%%

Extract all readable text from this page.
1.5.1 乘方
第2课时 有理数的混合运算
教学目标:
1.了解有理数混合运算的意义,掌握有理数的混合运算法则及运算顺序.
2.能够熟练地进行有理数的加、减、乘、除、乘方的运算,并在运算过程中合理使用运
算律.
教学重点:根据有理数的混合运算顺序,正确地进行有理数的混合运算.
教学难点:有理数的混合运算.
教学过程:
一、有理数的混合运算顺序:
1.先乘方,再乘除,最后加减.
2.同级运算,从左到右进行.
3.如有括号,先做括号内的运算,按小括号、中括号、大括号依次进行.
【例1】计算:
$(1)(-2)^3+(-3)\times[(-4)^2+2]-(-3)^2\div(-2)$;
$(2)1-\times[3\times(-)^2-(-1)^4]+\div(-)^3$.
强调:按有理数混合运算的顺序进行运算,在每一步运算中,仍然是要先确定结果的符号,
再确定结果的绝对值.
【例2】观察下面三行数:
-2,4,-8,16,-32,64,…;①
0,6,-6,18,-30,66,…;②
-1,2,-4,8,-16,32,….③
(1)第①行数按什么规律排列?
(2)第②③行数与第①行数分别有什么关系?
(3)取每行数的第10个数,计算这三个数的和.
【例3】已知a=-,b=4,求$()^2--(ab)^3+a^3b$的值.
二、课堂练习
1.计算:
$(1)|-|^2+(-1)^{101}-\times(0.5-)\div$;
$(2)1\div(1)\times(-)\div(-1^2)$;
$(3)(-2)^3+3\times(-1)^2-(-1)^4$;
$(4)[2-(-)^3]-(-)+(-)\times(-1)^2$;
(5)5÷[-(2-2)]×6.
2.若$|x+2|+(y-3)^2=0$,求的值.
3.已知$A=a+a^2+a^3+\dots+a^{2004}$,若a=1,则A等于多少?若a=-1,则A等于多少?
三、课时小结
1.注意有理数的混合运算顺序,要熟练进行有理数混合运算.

%%

Make an exact copy of the data above.

Extract all readable text from this page.
1.5.1 乘方
第2课时 有理数的混合运算
教学目标:
1.了解有理数混合运算的意义,掌握有理数的混合运算法则及运算顺序.
2.能够熟练地进行有理数的加、减、乘、除、乘方的运算,并在运算过程中合理使用运
算律.
教学重点:根据有理数的混合运算顺序,正确地进行有理数的混合运算.
教学难点:有理数的混合运算.
教学过程:
一、有理数的混合运算顺序:
1.先乘方,再乘除,最后加减.
2.同级运算,从左到右进行.
3.如有括号,先做括号内的运算,按小括号、中括号、大括号依次进行.
【例1】计算:
$(1)(-2)^3+(-3)\times[(-4)^2+2]-(-3)^2\div(-2)$;
$(2)1-\times[3\times(-)^2-(-1)^4]+\div(-)^3$.
强调:按有理数混合运算的顺序进行运算,在每一步运算中,仍然是要先确定结果的符号,
再确定结果的绝对值.
【例2】观察下面三行数:
-2,4,-8,16,-32,64,…;①
0,6,-6,18,-30,66,…;②
-1,2,-4,8,-16,32,….③
(1)第①行数按什么规律排列?
(2)第②③行数与第①行数分别有什么关系?
(3)取每行数的第10个数,计算这三个数的和.
【例3】已知a=-,b=4,求$()^2--(ab)^3+a^3b$的值.
二、课堂练习
1.计算:
$(1)|-|^2+(-1)^{101}-\times(0.5-)\div$;
$(2)1\div(1)\times(-)\div(-1^2)$;
$(3)(-2)^3+3\times(-1)^2-(-1)^4$;
$(4)[2-(-)^3]-(-)+(-)\times(-1)^2$;
(5)5÷[-(2-2)]×6.
2.若$|x+2|+(y-3)^2=0$,求的值.
3.已知$A=a+a^2+a^3+\dots+a^{2004}$,若a=1,则A等于多少?若a=-1,则A等于多少?
三、课时小结
1.注意有理数的混合运算顺序,要熟练进行有理数混合运算.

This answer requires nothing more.